Scan the data below for the string "heading". Copy every line where it appears.
....
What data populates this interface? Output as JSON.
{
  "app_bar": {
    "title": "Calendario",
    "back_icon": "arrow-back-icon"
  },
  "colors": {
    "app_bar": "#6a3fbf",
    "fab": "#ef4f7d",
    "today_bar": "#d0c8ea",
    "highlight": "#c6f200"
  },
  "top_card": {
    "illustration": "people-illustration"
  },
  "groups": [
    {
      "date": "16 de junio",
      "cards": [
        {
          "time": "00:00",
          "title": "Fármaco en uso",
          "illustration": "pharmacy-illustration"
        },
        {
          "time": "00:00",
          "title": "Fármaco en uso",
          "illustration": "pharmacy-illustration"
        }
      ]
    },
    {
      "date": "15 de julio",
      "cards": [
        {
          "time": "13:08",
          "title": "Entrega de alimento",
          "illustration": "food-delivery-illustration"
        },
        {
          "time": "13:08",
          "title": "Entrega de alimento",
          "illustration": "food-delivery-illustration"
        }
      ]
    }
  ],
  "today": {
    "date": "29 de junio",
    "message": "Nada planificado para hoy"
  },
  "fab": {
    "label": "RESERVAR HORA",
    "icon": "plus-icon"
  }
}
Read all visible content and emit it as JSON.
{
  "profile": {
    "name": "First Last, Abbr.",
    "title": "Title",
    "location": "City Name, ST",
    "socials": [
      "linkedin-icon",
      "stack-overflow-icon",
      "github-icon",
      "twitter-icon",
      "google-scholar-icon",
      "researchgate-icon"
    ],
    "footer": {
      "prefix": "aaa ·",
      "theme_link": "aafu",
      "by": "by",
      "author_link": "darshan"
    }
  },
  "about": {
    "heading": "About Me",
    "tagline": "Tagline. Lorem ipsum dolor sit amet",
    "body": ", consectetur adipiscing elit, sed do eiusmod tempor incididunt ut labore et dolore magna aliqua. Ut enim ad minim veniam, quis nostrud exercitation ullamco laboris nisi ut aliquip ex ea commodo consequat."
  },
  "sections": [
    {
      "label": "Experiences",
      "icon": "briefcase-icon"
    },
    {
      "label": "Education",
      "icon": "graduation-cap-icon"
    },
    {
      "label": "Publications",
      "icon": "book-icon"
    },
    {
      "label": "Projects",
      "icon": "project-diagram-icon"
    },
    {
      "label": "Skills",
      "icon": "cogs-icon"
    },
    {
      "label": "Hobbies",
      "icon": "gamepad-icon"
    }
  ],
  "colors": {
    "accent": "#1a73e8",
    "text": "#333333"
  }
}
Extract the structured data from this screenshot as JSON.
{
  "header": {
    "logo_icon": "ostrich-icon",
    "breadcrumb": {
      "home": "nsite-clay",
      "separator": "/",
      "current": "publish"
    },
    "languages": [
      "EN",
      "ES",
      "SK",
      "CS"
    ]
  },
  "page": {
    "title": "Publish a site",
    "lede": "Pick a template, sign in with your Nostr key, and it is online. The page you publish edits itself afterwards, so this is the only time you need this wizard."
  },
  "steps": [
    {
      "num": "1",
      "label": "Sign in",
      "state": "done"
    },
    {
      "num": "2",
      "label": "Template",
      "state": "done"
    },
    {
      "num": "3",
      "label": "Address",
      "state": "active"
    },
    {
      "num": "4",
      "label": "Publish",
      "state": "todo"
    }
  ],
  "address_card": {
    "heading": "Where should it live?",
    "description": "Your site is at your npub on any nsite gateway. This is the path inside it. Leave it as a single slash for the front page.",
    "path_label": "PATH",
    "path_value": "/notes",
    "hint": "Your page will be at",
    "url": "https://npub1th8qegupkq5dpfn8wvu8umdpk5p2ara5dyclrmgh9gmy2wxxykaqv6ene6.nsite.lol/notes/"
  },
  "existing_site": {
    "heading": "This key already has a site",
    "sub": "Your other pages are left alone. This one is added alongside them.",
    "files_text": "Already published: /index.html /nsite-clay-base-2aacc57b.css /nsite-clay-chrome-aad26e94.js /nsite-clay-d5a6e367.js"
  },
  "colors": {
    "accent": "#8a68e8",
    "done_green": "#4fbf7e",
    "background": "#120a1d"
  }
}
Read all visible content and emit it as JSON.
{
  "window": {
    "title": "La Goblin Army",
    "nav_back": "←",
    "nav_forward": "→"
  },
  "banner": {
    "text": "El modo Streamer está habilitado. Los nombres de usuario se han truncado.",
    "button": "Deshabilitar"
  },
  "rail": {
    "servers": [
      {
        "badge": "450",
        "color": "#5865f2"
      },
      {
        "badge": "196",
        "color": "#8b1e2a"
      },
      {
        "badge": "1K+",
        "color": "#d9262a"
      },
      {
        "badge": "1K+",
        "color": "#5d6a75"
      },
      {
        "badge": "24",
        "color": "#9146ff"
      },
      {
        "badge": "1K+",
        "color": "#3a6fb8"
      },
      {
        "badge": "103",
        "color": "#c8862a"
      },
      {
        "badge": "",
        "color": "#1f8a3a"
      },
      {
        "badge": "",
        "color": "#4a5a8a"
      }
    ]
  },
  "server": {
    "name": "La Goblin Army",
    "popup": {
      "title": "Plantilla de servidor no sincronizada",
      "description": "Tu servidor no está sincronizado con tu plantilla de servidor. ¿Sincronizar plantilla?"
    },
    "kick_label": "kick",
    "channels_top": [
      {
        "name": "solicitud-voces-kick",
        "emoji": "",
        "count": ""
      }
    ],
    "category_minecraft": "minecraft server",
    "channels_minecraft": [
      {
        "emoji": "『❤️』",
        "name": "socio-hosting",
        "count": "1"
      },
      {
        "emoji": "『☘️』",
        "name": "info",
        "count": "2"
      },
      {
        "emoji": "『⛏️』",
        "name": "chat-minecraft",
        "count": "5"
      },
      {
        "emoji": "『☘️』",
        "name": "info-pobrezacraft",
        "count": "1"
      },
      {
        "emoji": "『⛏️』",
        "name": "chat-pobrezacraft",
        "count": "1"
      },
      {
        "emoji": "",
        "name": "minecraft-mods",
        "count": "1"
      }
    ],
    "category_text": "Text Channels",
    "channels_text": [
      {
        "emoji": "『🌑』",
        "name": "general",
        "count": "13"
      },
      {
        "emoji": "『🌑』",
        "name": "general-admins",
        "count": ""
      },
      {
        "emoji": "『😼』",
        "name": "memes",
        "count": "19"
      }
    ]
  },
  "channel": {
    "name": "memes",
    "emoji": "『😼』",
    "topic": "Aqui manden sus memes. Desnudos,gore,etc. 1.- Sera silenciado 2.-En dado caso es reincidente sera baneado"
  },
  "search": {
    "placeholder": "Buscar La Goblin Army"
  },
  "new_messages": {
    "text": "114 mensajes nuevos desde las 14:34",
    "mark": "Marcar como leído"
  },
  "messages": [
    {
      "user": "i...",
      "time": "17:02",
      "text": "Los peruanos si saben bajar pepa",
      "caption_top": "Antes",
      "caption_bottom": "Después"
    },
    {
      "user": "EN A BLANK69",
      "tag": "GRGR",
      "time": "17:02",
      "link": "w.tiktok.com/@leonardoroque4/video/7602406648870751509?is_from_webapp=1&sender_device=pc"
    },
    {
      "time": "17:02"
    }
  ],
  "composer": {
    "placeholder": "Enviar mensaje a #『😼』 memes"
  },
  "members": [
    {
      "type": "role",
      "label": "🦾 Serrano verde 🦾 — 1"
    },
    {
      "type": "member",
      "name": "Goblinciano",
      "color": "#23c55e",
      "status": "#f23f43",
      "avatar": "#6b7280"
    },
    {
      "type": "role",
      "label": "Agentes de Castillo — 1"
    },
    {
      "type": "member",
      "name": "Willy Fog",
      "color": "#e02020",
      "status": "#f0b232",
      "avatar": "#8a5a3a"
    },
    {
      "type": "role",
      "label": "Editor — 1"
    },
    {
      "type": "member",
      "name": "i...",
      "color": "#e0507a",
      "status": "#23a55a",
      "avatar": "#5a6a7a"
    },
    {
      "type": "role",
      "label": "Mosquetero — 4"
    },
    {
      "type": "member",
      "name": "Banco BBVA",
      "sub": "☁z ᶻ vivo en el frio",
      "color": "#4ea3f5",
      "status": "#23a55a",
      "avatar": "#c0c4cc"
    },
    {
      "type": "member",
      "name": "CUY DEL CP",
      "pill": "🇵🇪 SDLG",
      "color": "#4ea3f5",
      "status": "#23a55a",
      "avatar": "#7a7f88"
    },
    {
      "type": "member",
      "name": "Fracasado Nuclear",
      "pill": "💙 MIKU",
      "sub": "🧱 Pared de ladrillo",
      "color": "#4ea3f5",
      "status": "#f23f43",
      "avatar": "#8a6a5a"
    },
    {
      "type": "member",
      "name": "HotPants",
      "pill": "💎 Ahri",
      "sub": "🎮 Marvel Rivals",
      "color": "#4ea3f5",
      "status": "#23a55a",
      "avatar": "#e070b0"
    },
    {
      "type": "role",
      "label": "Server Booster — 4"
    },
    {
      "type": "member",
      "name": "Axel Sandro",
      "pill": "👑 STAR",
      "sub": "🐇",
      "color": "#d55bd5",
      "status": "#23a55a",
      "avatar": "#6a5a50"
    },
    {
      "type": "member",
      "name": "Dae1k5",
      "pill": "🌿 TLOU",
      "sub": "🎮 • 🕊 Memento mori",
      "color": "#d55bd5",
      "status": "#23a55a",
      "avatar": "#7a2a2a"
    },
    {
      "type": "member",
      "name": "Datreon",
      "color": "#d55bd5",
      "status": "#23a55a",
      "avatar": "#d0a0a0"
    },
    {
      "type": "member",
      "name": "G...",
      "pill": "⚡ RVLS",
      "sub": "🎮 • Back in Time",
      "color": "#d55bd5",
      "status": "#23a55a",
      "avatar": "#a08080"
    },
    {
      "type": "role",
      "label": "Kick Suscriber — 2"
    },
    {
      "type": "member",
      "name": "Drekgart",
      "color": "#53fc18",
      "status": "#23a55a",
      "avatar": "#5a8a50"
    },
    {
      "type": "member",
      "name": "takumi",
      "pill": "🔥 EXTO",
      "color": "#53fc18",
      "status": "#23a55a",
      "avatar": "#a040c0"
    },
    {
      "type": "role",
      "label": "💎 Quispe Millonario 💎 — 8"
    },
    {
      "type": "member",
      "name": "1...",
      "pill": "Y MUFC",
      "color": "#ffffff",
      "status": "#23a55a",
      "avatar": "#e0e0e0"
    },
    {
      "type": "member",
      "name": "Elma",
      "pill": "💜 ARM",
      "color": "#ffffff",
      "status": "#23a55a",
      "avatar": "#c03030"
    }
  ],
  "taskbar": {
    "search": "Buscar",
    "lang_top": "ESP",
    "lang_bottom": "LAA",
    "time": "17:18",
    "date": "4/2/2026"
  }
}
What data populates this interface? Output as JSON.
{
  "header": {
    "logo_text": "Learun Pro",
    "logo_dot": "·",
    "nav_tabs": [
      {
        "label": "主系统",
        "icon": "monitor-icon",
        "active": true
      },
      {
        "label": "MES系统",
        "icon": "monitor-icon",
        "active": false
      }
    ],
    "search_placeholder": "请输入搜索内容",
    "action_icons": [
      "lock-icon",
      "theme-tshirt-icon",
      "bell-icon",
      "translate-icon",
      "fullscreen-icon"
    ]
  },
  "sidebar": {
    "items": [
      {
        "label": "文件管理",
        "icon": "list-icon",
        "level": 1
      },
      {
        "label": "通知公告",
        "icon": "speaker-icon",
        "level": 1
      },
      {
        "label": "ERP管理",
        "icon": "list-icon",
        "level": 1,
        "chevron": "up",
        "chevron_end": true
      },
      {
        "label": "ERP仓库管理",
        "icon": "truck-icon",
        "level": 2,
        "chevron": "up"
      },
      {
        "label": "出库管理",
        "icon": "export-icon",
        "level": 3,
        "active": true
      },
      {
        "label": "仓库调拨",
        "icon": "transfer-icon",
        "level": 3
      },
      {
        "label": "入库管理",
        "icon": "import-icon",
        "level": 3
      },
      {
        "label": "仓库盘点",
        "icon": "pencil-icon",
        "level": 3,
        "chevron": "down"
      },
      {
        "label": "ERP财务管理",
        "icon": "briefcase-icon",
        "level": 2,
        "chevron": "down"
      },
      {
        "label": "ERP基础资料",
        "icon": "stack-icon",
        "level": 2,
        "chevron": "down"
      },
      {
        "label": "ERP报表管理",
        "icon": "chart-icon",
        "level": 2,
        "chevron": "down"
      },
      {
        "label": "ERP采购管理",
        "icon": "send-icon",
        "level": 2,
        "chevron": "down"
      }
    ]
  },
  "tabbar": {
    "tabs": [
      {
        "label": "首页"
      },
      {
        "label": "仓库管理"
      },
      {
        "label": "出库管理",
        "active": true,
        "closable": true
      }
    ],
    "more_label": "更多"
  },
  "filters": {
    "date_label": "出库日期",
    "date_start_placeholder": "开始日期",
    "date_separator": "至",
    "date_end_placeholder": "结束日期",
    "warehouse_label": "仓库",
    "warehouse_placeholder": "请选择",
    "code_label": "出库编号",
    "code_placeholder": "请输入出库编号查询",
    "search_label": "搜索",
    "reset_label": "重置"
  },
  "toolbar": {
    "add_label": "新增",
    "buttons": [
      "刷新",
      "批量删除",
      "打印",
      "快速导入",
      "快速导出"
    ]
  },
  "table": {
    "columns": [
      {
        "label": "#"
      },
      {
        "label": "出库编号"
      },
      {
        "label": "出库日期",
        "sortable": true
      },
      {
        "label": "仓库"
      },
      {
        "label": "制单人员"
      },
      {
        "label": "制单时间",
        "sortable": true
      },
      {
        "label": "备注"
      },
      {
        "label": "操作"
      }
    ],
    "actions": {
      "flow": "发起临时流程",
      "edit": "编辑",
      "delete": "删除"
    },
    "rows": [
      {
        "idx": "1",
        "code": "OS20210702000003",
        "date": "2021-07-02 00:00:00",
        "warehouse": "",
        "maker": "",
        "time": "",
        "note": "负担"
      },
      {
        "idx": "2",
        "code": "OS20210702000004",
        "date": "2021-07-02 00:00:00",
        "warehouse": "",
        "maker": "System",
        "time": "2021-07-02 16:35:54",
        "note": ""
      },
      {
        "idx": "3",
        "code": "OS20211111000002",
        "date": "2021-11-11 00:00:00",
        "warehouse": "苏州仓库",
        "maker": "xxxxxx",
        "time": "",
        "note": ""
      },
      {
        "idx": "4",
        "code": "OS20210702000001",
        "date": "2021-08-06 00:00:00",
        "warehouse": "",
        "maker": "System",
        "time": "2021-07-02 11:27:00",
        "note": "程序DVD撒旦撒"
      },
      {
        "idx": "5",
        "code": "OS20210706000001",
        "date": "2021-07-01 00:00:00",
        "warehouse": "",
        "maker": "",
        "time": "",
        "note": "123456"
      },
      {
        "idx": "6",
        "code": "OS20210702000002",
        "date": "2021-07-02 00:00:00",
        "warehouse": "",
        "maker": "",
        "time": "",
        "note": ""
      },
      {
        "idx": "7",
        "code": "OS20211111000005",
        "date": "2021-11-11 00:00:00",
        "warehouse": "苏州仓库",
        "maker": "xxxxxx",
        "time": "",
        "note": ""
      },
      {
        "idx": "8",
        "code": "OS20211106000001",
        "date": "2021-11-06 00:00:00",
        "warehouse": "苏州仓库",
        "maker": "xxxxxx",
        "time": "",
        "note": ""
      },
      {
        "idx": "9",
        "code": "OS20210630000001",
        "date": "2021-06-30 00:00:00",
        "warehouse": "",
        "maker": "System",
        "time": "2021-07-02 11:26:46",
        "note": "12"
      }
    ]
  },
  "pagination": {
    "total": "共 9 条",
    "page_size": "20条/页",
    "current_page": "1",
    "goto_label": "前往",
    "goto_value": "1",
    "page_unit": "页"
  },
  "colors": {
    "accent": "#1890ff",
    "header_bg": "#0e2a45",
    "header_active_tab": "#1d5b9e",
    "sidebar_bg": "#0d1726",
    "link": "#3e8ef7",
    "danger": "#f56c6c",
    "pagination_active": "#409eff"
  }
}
....
* Written reply:
    "heading": "About Me",
    "heading": "Where should it live?",
    "heading": "This key already has a site",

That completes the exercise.